# INFORMATION SUPPLIED
-- START --
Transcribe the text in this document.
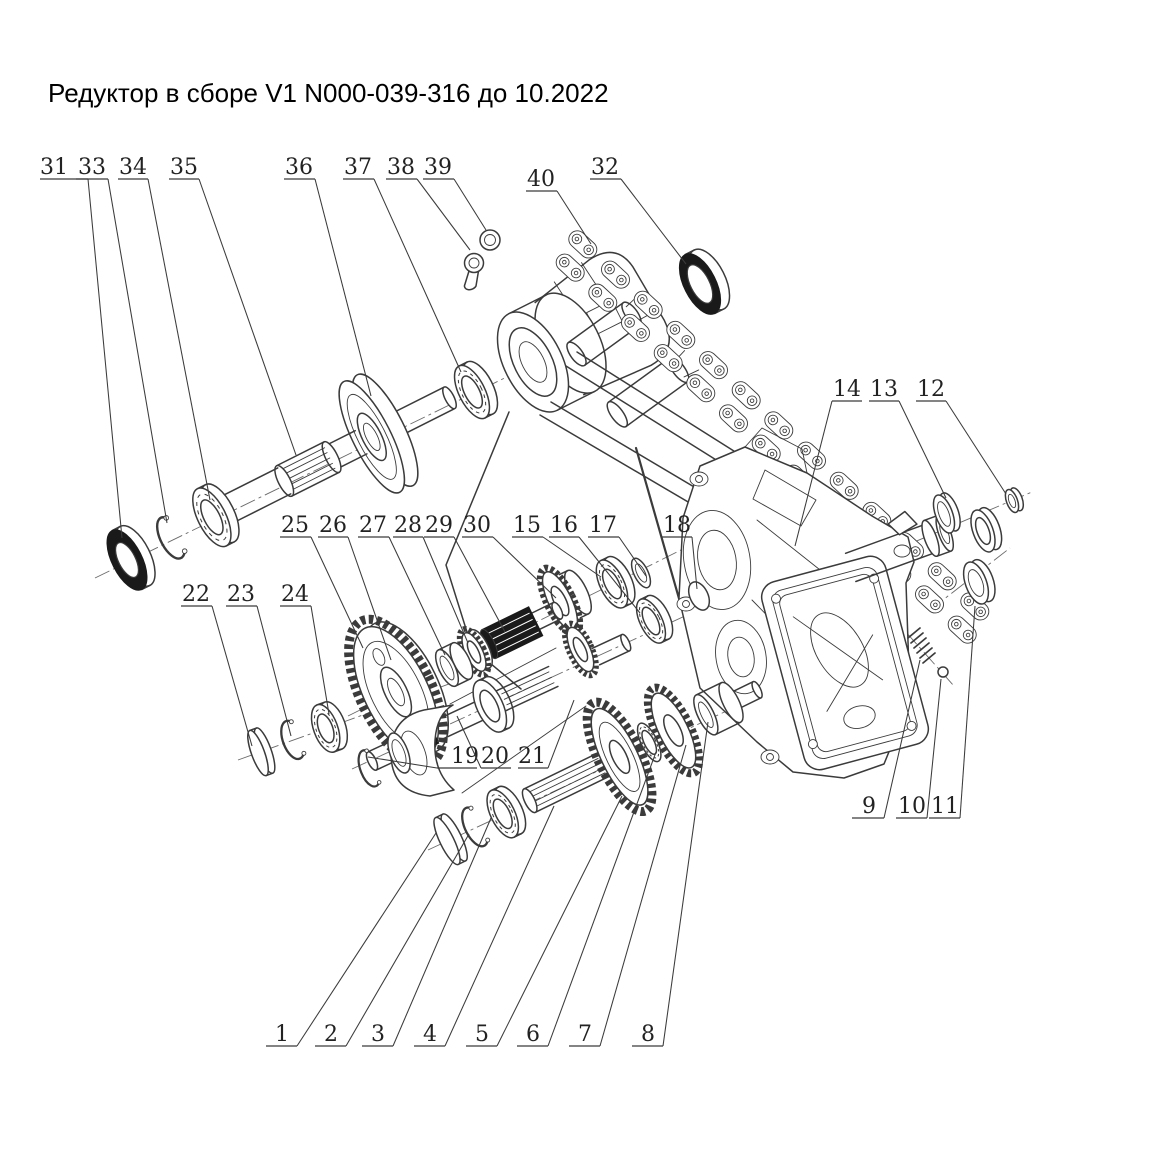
Редуктор в сборе V1 N000-039-316 до 10.2022
31 33 34 35	36 37 38 39	40 32
14 13 12
25 26 27 28 29 30 15 16 17 18
22 23 24
19 20 21
9 10 11
1 2 3 4 5 6 7 8
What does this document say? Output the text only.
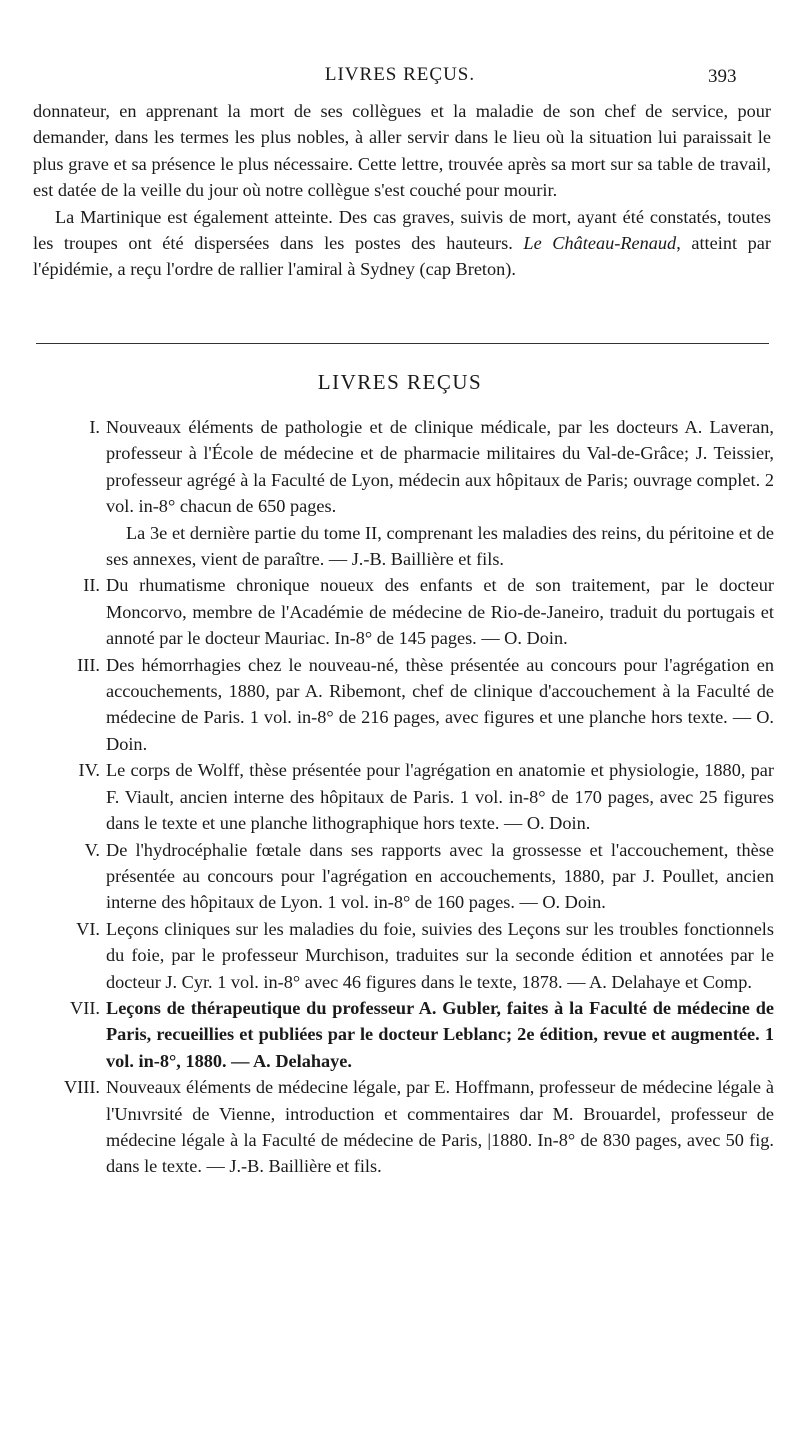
LIVRES REÇUS.	393

donnateur, en apprenant la mort de ses collègues et la maladie de son chef de service, pour demander, dans les termes les plus nobles, à aller servir dans le lieu où la situation lui paraissait le plus grave et sa présence le plus nécessaire. Cette lettre, trouvée après sa mort sur sa table de travail, est datée de la veille du jour où notre collègue s'est couché pour mourir.

La Martinique est également atteinte. Des cas graves, suivis de mort, ayant été constatés, toutes les troupes ont été dispersées dans les postes des hauteurs. Le Château-Renaud, atteint par l'épidémie, a reçu l'ordre de rallier l'amiral à Sydney (cap Breton).

LIVRES REÇUS
I. Nouveaux éléments de pathologie et de clinique médicale, par les docteurs A. Laveran, professeur à l'École de médecine et de pharmacie militaires du Val-de-Grâce; J. Teissier, professeur agrégé à la Faculté de Lyon, médecin aux hôpitaux de Paris; ouvrage complet. 2 vol. in-8° chacun de 650 pages.

La 3e et dernière partie du tome II, comprenant les maladies des reins, du péritoine et de ses annexes, vient de paraître. — J.-B. Baillière et fils.

II. Du rhumatisme chronique noueux des enfants et de son traitement, par le docteur Moncorvo, membre de l'Académie de médecine de Rio-de-Janeiro, traduit du portugais et annoté par le docteur Mauriac. In-8° de 145 pages. — O. Doin.

III. Des hémorrhagies chez le nouveau-né, thèse présentée au concours pour l'agrégation en accouchements, 1880, par A. Ribemont, chef de clinique d'accouchement à la Faculté de médecine de Paris. 1 vol. in-8° de 216 pages, avec figures et une planche hors texte. — O. Doin.

IV. Le corps de Wolff, thèse présentée pour l'agrégation en anatomie et physiologie, 1880, par F. Viault, ancien interne des hôpitaux de Paris. 1 vol. in-8° de 170 pages, avec 25 figures dans le texte et une planche lithographique hors texte. — O. Doin.

V. De l'hydrocéphalie fœtale dans ses rapports avec la grossesse et l'accouchement, thèse présentée au concours pour l'agrégation en accouchements, 1880, par J. Poullet, ancien interne des hôpitaux de Lyon. 1 vol. in-8° de 160 pages. — O. Doin.

VI. Leçons cliniques sur les maladies du foie, suivies des Leçons sur les troubles fonctionnels du foie, par le professeur Murchison, traduites sur la seconde édition et annotées par le docteur J. Cyr. 1 vol. in-8° avec 46 figures dans le texte, 1878. — A. Delahaye et Comp.

VII. Leçons de thérapeutique du professeur A. Gubler, faites à la Faculté de médecine de Paris, recueillies et publiées par le docteur Leblanc; 2e édition, revue et augmentée. 1 vol. in-8°, 1880. — A. Delahaye.

VIII. Nouveaux éléments de médecine légale, par E. Hoffmann, professeur de médecine légale à l'Unıvrsité de Vienne, introduction et commentaires dar M. Brouardel, professeur de médecine légale à la Faculté de médecine de Paris, |1880. In-8° de 830 pages, avec 50 fig. dans le texte. — J.-B. Baillière et fils.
-- END --
# GOAL
Pull out all lines from the entries above that include the word "édition".

# ANSWER FOR THE TASK
VI. Leçons cliniques sur les maladies du foie, suivies des Leçons sur les troubles fonctionnels du foie, par le professeur Murchison, traduites sur la seconde édition et annotées par le docteur J. Cyr. 1 vol. in-8° avec 46 figures dans le texte, 1878. — A. Delahaye et Comp.
VII. Leçons de thérapeutique du professeur A. Gubler, faites à la Faculté de médecine de Paris, recueillies et publiées par le docteur Leblanc; 2e édition, revue et augmentée. 1 vol. in-8°, 1880. — A. Delahaye.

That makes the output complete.